PROBLEM STATEMENT:
Please output the lines shown below exactly as they appear.

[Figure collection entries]
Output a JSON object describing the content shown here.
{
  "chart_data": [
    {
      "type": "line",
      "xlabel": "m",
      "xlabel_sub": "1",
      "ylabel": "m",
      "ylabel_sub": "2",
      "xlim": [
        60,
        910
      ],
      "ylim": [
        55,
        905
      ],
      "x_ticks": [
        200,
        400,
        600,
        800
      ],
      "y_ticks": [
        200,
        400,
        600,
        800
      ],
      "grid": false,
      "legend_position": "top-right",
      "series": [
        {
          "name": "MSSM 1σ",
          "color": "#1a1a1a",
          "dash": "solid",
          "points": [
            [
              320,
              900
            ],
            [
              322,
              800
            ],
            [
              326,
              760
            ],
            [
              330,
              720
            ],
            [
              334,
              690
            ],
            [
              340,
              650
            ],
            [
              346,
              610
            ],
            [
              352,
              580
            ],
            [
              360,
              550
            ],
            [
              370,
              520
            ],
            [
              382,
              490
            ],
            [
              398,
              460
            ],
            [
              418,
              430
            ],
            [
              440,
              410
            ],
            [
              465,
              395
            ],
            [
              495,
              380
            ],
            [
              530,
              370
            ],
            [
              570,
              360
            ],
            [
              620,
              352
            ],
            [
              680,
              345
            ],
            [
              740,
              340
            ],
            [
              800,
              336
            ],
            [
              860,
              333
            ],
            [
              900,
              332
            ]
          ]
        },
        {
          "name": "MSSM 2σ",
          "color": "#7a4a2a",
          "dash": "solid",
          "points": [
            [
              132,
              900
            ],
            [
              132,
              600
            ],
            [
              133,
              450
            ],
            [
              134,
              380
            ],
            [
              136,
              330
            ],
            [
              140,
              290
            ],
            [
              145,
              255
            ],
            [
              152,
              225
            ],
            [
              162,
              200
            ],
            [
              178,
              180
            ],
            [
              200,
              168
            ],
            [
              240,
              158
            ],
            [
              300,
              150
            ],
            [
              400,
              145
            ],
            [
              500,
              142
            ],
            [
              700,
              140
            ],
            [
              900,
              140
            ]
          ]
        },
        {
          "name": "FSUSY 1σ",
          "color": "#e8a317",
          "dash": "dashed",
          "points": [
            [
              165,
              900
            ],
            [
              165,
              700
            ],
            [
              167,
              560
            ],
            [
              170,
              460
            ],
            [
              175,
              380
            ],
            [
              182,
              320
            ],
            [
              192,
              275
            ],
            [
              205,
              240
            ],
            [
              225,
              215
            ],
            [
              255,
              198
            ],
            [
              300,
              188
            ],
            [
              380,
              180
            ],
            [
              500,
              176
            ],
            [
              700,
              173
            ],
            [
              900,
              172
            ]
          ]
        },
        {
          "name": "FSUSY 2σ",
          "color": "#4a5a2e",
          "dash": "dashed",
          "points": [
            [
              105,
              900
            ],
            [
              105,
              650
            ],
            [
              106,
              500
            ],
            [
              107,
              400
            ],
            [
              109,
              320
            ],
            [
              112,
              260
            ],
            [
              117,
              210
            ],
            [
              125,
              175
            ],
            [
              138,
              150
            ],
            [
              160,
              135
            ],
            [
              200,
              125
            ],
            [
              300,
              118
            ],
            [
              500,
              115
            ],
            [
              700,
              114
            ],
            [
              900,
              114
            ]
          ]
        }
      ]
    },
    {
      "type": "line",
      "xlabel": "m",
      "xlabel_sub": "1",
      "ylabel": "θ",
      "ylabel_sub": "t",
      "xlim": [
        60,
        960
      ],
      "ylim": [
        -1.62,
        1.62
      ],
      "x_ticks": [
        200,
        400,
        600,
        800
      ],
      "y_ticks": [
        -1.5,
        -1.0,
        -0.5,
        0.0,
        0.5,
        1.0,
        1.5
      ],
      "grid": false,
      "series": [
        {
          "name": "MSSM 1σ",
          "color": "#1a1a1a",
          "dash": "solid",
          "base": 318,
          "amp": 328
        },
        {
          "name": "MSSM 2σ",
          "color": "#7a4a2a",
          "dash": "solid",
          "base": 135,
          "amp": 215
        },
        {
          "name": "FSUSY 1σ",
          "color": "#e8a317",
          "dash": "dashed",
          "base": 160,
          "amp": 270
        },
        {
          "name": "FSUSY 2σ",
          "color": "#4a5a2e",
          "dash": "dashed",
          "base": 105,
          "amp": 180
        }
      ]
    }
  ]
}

SOLUTION TO THIS EXERCISE:
Output a JSON object describing the content shown here.
{
  "chart_data": [
    {
      "type": "line",
      "xlabel": "m",
      "xlabel_sub": "1",
      "ylabel": "m",
      "ylabel_sub": "2",
      "xlim": [
        60,
        910
      ],
      "ylim": [
        55,
        905
      ],
      "x_ticks": [
        200,
        400,
        600,
        800
      ],
      "y_ticks": [
        200,
        400,
        600,
        800
      ],
      "grid": false,
      "legend_position": "top-right",
      "series": [
        {
          "name": "MSSM 1σ",
          "color": "#1a1a1a",
          "dash": "solid",
          "points": [
            [
              320,
              900
            ],
            [
              322,
              800
            ],
            [
              326,
              760
            ],
            [
              330,
              720
            ],
            [
              334,
              690
            ],
            [
              340,
              650
            ],
            [
              346,
              610
            ],
            [
              352,
              580
            ],
            [
              360,
              550
            ],
            [
              370,
              520
            ],
            [
              382,
              490
            ],
            [
              398,
              460
            ],
            [
              418,
              430
            ],
            [
              440,
              410
            ],
            [
              465,
              395
            ],
            [
              495,
              380
            ],
            [
              530,
              370
            ],
            [
              570,
              360
            ],
            [
              620,
              352
            ],
            [
              680,
              345
            ],
            [
              740,
              340
            ],
            [
              800,
              336
            ],
            [
              860,
              333
            ],
            [
              900,
              332
            ]
          ]
        },
        {
          "name": "MSSM 2σ",
          "color": "#7a4a2a",
          "dash": "solid",
          "points": [
            [
              132,
              900
            ],
            [
              132,
              600
            ],
            [
              133,
              450
            ],
            [
              134,
              380
            ],
            [
              136,
              330
            ],
            [
              140,
              290
            ],
            [
              145,
              255
            ],
            [
              152,
              225
            ],
            [
              162,
              200
            ],
            [
              178,
              180
            ],
            [
              200,
              168
            ],
            [
              240,
              158
            ],
            [
              300,
              150
            ],
            [
              400,
              145
            ],
            [
              500,
              142
            ],
            [
              700,
              140
            ],
            [
              900,
              140
            ]
          ]
        },
        {
          "name": "FSUSY 1σ",
          "color": "#e8a317",
          "dash": "dashed",
          "points": [
            [
              165,
              900
            ],
            [
              165,
              700
            ],
            [
              167,
              560
            ],
            [
              170,
              460
            ],
            [
              175,
              380
            ],
            [
              182,
              320
            ],
            [
              192,
              275
            ],
            [
              205,
              240
            ],
            [
              225,
              215
            ],
            [
              255,
              198
            ],
            [
              300,
              188
            ],
            [
              380,
              180
            ],
            [
              500,
              176
            ],
            [
              700,
              173
            ],
            [
              900,
              172
            ]
          ]
        },
        {
          "name": "FSUSY 2σ",
          "color": "#4a5a2e",
          "dash": "dashed",
          "points": [
            [
              105,
              900
            ],
            [
              105,
              650
            ],
            [
              106,
              500
            ],
            [
              107,
              400
            ],
            [
              109,
              320
            ],
            [
              112,
              260
            ],
            [
              117,
              210
            ],
            [
              125,
              175
            ],
            [
              138,
              150
            ],
            [
              160,
              135
            ],
            [
              200,
              125
            ],
            [
              300,
              118
            ],
            [
              500,
              115
            ],
            [
              700,
              114
            ],
            [
              900,
              114
            ]
          ]
        }
      ]
    },
    {
      "type": "line",
      "xlabel": "m",
      "xlabel_sub": "1",
      "ylabel": "θ",
      "ylabel_sub": "t",
      "xlim": [
        60,
        960
      ],
      "ylim": [
        -1.62,
        1.62
      ],
      "x_ticks": [
        200,
        400,
        600,
        800
      ],
      "y_ticks": [
        -1.5,
        -1.0,
        -0.5,
        0.0,
        0.5,
        1.0,
        1.5
      ],
      "grid": false,
      "series": [
        {
          "name": "MSSM 1σ",
          "color": "#1a1a1a",
          "dash": "solid",
          "base": 318,
          "amp": 328
        },
        {
          "name": "MSSM 2σ",
          "color": "#7a4a2a",
          "dash": "solid",
          "base": 135,
          "amp": 215
        },
        {
          "name": "FSUSY 1σ",
          "color": "#e8a317",
          "dash": "dashed",
          "base": 160,
          "amp": 270
        },
        {
          "name": "FSUSY 2σ",
          "color": "#4a5a2e",
          "dash": "dashed",
          "base": 105,
          "amp": 180
        }
      ]
    }
  ]
}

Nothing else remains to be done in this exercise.